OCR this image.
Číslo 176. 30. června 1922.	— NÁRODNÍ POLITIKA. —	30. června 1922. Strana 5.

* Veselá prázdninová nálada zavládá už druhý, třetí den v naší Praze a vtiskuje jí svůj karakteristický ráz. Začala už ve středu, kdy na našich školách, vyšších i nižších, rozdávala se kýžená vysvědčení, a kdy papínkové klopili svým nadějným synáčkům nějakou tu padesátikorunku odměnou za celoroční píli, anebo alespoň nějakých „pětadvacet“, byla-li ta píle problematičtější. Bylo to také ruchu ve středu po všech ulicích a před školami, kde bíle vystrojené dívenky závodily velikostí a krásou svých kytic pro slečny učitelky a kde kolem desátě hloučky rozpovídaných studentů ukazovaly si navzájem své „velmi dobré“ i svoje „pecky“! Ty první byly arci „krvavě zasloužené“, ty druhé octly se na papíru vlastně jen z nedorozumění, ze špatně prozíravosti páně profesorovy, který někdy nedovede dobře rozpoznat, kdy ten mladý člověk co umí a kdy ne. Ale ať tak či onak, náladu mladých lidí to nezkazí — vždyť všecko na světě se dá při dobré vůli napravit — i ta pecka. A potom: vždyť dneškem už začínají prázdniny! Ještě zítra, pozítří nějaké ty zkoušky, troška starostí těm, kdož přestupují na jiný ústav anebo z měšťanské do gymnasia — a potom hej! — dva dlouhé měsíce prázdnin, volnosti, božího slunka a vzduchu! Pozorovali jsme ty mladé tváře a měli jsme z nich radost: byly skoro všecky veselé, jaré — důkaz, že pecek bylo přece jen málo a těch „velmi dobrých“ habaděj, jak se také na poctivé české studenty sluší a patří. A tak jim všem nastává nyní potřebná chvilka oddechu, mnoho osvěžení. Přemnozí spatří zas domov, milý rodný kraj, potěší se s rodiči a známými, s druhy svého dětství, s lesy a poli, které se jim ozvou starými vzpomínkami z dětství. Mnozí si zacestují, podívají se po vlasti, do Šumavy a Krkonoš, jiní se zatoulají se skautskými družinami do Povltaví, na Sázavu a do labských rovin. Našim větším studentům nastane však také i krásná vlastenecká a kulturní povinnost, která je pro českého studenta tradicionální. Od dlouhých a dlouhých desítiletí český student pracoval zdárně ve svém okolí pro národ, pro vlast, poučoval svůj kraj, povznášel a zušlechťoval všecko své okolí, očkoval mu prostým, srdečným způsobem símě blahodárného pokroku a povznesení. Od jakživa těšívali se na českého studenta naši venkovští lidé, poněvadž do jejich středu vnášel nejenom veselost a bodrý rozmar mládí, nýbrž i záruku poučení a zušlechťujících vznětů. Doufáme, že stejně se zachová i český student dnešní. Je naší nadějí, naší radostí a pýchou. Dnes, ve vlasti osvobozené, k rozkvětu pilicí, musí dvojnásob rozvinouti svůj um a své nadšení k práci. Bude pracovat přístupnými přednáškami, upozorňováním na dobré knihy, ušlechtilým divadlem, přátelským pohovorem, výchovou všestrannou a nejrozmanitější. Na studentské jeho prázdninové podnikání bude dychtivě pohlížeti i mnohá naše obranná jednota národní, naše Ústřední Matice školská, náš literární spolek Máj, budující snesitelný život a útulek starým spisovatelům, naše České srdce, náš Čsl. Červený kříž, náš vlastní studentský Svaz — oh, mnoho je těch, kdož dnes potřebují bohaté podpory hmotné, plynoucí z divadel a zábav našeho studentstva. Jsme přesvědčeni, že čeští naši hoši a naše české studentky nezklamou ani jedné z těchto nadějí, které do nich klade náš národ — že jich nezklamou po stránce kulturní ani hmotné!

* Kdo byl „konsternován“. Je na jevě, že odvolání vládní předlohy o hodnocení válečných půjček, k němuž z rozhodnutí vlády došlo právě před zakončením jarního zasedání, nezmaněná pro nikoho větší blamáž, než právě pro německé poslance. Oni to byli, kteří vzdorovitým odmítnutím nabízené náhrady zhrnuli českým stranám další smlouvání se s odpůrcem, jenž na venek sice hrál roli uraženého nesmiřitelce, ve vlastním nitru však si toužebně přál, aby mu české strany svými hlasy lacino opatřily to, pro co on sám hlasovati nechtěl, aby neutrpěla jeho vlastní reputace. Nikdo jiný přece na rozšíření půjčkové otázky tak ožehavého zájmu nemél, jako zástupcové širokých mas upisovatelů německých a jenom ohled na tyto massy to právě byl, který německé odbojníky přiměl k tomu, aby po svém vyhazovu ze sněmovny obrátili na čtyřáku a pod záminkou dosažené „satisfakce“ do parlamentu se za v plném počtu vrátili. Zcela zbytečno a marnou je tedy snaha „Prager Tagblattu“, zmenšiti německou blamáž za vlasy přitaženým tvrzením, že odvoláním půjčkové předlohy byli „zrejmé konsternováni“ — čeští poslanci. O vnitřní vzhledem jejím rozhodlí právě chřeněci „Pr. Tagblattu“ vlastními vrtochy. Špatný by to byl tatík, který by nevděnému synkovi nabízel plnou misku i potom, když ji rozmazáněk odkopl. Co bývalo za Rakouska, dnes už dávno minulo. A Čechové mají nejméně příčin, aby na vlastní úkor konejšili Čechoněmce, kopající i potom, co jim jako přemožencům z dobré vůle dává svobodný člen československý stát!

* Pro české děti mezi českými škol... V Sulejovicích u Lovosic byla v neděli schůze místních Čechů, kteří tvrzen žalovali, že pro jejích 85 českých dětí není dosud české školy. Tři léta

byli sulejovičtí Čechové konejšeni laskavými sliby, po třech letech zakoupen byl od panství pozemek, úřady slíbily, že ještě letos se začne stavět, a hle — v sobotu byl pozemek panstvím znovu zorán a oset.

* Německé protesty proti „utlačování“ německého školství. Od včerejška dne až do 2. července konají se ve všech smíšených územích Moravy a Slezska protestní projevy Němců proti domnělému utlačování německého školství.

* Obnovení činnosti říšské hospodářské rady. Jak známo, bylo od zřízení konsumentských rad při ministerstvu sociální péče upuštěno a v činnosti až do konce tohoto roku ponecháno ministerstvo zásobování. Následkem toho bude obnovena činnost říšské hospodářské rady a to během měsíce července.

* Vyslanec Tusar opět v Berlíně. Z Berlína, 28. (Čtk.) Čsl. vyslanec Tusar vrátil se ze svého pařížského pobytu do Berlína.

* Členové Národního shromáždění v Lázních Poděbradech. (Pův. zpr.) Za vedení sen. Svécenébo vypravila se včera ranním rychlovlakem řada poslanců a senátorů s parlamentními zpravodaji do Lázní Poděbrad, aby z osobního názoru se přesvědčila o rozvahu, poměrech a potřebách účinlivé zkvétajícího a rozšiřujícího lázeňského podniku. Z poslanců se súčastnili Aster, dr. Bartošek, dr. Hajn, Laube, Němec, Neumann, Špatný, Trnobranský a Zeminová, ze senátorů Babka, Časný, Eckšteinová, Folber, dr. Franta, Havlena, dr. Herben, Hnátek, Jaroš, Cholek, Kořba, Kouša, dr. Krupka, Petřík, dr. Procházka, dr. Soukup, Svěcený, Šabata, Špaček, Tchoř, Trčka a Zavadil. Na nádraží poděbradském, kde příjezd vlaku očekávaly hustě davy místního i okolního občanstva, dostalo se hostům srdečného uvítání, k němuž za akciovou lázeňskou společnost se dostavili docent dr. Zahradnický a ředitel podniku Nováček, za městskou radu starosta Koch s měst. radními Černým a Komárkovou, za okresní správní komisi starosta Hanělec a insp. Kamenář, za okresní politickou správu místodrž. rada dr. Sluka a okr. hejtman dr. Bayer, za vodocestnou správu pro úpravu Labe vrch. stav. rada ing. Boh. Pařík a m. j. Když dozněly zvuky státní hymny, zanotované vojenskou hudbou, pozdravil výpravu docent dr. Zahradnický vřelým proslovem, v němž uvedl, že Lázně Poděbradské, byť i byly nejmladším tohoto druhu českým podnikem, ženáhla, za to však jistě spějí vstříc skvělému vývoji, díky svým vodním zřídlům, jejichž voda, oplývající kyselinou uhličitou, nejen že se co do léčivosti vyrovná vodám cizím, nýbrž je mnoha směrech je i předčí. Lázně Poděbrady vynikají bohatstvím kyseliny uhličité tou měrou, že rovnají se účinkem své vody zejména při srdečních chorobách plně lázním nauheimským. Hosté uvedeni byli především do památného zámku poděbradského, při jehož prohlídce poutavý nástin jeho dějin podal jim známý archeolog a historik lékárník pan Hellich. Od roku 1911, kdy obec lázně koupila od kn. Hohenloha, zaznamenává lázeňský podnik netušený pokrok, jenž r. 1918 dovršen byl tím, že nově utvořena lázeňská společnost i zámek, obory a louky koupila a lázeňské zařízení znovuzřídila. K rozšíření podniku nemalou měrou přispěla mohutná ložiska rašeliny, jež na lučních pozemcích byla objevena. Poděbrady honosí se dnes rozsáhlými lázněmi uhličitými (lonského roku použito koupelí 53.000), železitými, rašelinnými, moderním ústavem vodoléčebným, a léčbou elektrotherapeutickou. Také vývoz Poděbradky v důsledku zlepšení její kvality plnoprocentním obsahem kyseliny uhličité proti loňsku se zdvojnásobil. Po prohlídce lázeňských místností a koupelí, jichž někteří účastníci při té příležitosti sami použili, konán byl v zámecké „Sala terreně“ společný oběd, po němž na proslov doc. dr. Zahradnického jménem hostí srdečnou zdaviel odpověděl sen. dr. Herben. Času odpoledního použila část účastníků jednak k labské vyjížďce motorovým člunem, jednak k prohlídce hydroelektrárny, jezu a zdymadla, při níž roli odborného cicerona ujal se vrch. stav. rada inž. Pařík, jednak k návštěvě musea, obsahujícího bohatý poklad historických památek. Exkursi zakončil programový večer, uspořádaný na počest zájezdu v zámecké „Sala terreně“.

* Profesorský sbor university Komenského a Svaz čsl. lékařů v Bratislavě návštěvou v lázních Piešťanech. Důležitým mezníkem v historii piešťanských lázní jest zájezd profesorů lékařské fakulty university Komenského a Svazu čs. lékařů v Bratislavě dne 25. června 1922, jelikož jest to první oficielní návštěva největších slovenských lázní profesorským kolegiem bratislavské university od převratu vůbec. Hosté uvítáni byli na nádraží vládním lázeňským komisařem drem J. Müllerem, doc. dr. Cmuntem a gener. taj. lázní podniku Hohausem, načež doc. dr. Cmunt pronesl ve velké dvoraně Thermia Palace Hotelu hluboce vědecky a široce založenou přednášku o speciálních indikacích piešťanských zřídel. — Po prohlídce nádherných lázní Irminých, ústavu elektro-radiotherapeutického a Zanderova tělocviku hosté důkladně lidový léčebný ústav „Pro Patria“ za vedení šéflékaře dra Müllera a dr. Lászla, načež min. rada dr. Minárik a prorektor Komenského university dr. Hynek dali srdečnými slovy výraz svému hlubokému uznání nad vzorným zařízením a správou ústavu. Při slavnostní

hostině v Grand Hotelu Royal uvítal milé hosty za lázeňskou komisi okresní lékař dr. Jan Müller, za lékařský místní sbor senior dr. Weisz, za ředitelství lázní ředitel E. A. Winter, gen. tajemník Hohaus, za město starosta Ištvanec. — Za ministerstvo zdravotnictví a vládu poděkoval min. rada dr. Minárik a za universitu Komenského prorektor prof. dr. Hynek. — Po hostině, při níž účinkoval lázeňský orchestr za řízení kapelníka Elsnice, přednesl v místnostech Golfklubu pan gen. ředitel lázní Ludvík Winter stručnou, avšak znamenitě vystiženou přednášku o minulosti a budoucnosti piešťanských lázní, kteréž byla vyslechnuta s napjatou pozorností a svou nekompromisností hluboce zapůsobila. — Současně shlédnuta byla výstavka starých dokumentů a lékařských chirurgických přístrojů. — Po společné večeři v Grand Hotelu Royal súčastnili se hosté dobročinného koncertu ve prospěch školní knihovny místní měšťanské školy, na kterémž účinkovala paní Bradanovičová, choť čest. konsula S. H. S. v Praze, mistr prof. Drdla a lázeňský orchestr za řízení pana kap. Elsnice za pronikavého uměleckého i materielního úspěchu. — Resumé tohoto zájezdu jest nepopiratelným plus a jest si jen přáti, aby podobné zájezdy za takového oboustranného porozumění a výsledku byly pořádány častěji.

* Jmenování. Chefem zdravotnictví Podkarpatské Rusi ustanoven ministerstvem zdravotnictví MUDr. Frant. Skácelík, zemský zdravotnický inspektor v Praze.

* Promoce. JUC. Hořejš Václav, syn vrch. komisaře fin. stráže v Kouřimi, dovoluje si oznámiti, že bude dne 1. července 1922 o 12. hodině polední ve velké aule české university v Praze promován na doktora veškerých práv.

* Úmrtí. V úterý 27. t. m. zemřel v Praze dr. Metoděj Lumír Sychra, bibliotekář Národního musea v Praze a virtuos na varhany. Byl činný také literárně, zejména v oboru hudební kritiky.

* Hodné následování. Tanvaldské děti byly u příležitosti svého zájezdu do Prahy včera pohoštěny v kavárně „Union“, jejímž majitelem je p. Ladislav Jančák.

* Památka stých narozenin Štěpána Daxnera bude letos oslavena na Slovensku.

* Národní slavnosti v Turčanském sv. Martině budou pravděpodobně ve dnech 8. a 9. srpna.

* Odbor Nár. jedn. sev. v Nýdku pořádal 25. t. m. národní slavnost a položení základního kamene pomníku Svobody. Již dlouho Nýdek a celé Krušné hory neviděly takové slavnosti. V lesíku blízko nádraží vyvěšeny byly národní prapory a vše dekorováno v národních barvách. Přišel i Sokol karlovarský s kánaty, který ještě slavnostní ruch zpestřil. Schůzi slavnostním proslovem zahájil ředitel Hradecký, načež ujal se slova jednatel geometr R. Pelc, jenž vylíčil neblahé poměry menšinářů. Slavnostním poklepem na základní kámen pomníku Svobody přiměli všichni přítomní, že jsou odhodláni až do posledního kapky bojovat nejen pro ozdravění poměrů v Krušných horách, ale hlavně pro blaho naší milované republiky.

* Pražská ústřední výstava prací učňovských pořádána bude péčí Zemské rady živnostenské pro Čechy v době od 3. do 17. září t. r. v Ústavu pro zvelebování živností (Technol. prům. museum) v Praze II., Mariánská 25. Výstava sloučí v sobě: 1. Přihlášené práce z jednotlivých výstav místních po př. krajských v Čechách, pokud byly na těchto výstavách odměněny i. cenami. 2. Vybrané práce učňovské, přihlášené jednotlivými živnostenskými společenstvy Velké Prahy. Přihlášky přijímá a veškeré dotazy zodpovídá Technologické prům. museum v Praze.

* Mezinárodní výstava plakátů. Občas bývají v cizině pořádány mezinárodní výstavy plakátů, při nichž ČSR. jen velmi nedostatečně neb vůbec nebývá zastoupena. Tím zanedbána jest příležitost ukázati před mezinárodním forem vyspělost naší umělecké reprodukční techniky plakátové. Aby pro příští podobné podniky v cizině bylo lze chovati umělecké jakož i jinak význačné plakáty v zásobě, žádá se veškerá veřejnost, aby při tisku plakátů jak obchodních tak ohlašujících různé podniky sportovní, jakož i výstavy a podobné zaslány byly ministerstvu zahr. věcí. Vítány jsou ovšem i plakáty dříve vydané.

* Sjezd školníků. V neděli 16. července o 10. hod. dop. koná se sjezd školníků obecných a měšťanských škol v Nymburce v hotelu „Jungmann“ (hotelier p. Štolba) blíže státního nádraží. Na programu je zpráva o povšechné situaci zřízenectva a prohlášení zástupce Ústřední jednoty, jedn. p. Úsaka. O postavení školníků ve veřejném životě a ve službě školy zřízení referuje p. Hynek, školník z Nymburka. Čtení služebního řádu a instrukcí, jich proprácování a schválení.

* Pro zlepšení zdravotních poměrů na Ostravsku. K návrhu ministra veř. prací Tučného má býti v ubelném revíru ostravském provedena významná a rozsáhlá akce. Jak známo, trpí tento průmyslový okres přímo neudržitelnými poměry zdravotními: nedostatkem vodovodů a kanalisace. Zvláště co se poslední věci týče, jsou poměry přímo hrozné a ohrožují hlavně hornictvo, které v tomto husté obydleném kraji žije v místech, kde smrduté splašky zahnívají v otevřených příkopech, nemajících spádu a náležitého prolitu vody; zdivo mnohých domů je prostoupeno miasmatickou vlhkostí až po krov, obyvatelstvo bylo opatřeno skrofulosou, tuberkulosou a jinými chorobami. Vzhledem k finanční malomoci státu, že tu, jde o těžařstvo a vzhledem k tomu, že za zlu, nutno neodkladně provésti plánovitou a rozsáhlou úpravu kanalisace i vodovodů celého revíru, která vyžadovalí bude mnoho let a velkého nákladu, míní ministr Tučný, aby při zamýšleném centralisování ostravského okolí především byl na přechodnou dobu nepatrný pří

__SET PROBLEM__:
Gather every line containing the word "výstava" and copy it.

__RESULT BELOW__:
* Pražská ústřední výstava prací učňovských pořádána bude péčí Zemské rady živnostenské pro Čechy v době od 3. do 17. září t. r. v Ústavu pro zvelebování živností (Technol. prům. museum) v Praze II., Mariánská 25. Výstava sloučí v sobě: 1. Přihlášené práce z jednotlivých výstav místních po př. krajských v Čechách, pokud byly na těchto výstavách odměněny i. cenami. 2. Vybrané práce učňovské, přihlášené jednotlivými živnostenskými společenstvy Velké Prahy. Přihlášky přijímá a veškeré dotazy zodpovídá Technologické prům. museum v Praze.
* Mezinárodní výstava plakátů. Občas bývají v cizině pořádány mezinárodní výstavy plakátů, při nichž ČSR. jen velmi nedostatečně neb vůbec nebývá zastoupena. Tím zanedbána jest příležitost ukázati před mezinárodním forem vyspělost naší umělecké reprodukční techniky plakátové. Aby pro příští podobné podniky v cizině bylo lze chovati umělecké jakož i jinak význačné plakáty v zásobě, žádá se veškerá veřejnost, aby při tisku plakátů jak obchodních tak ohlašujících různé podniky sportovní, jakož i výstavy a podobné zaslány byly ministerstvu zahr. věcí. Vítány jsou ovšem i plakáty dříve vydané.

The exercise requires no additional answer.